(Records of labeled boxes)
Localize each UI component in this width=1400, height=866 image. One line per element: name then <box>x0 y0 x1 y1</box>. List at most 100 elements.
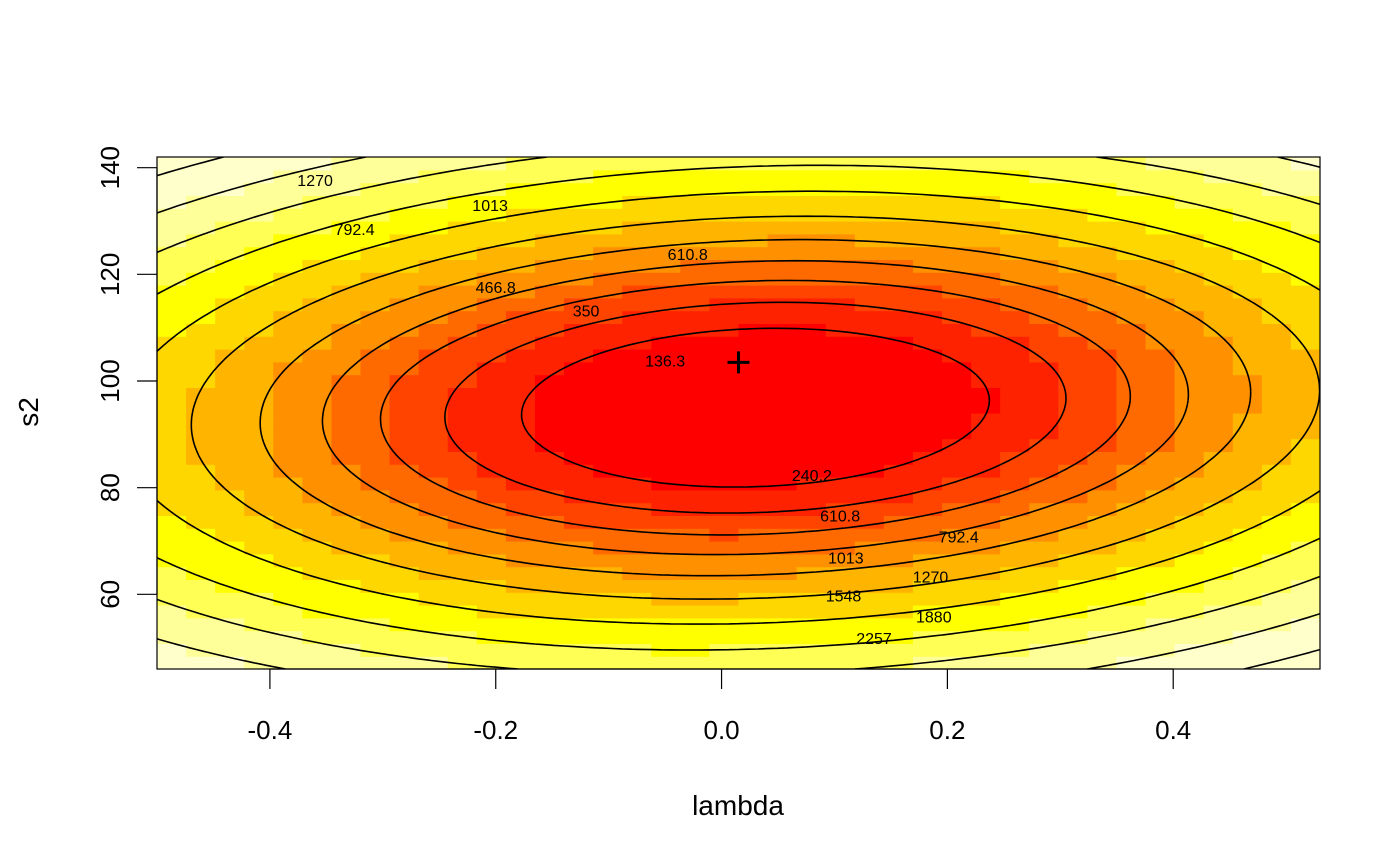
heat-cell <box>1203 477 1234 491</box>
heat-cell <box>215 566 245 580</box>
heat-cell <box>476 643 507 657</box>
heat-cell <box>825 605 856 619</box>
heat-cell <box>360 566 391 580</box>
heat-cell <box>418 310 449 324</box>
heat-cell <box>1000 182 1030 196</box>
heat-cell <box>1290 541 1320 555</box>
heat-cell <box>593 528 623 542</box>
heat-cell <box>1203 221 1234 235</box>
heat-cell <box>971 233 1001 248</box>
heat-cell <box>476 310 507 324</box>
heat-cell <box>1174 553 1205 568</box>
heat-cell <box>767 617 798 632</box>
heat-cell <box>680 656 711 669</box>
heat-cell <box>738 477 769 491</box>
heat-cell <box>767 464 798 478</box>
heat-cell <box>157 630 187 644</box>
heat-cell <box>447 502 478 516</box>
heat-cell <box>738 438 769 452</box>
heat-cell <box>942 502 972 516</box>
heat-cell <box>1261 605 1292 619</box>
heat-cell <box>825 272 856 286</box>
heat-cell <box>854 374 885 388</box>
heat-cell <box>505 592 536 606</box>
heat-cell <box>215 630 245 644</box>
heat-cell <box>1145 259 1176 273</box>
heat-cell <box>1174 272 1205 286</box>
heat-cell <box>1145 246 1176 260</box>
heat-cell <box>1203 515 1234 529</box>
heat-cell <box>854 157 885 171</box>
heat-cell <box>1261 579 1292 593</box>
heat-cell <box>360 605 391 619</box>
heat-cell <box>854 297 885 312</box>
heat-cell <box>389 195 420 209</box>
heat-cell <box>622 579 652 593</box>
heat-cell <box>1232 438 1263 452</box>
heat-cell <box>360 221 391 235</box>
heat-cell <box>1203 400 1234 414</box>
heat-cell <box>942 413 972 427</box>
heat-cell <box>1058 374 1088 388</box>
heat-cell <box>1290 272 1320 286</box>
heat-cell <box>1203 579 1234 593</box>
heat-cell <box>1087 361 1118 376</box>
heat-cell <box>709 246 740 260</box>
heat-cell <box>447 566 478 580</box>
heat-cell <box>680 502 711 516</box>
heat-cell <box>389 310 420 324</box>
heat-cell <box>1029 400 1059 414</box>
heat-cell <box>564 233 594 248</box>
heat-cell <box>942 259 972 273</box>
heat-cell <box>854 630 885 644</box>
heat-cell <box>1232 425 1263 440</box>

■ Task brief
Reproduce every line of the records above verbatim, omitting the pictures.

■ Result of the exercise
Localize each UI component in this width=1400, height=866 image. One line per element: name then <box>x0 y0 x1 y1</box>. List at most 100 elements.
heat-cell <box>1203 477 1234 491</box>
heat-cell <box>215 566 245 580</box>
heat-cell <box>476 643 507 657</box>
heat-cell <box>825 605 856 619</box>
heat-cell <box>360 566 391 580</box>
heat-cell <box>418 310 449 324</box>
heat-cell <box>1000 182 1030 196</box>
heat-cell <box>1290 541 1320 555</box>
heat-cell <box>593 528 623 542</box>
heat-cell <box>1203 221 1234 235</box>
heat-cell <box>971 233 1001 248</box>
heat-cell <box>476 310 507 324</box>
heat-cell <box>1174 553 1205 568</box>
heat-cell <box>767 617 798 632</box>
heat-cell <box>680 656 711 669</box>
heat-cell <box>738 477 769 491</box>
heat-cell <box>767 464 798 478</box>
heat-cell <box>157 630 187 644</box>
heat-cell <box>447 502 478 516</box>
heat-cell <box>738 438 769 452</box>
heat-cell <box>942 502 972 516</box>
heat-cell <box>1261 605 1292 619</box>
heat-cell <box>825 272 856 286</box>
heat-cell <box>854 374 885 388</box>
heat-cell <box>505 592 536 606</box>
heat-cell <box>215 630 245 644</box>
heat-cell <box>1145 259 1176 273</box>
heat-cell <box>1174 272 1205 286</box>
heat-cell <box>1145 246 1176 260</box>
heat-cell <box>1203 515 1234 529</box>
heat-cell <box>854 157 885 171</box>
heat-cell <box>1261 579 1292 593</box>
heat-cell <box>360 605 391 619</box>
heat-cell <box>854 297 885 312</box>
heat-cell <box>389 195 420 209</box>
heat-cell <box>622 579 652 593</box>
heat-cell <box>1232 438 1263 452</box>
heat-cell <box>360 221 391 235</box>
heat-cell <box>1203 400 1234 414</box>
heat-cell <box>942 413 972 427</box>
heat-cell <box>1058 374 1088 388</box>
heat-cell <box>1290 272 1320 286</box>
heat-cell <box>1203 579 1234 593</box>
heat-cell <box>1087 361 1118 376</box>
heat-cell <box>709 246 740 260</box>
heat-cell <box>447 566 478 580</box>
heat-cell <box>680 502 711 516</box>
heat-cell <box>389 310 420 324</box>
heat-cell <box>1029 400 1059 414</box>
heat-cell <box>564 233 594 248</box>
heat-cell <box>942 259 972 273</box>
heat-cell <box>854 630 885 644</box>
heat-cell <box>1232 425 1263 440</box>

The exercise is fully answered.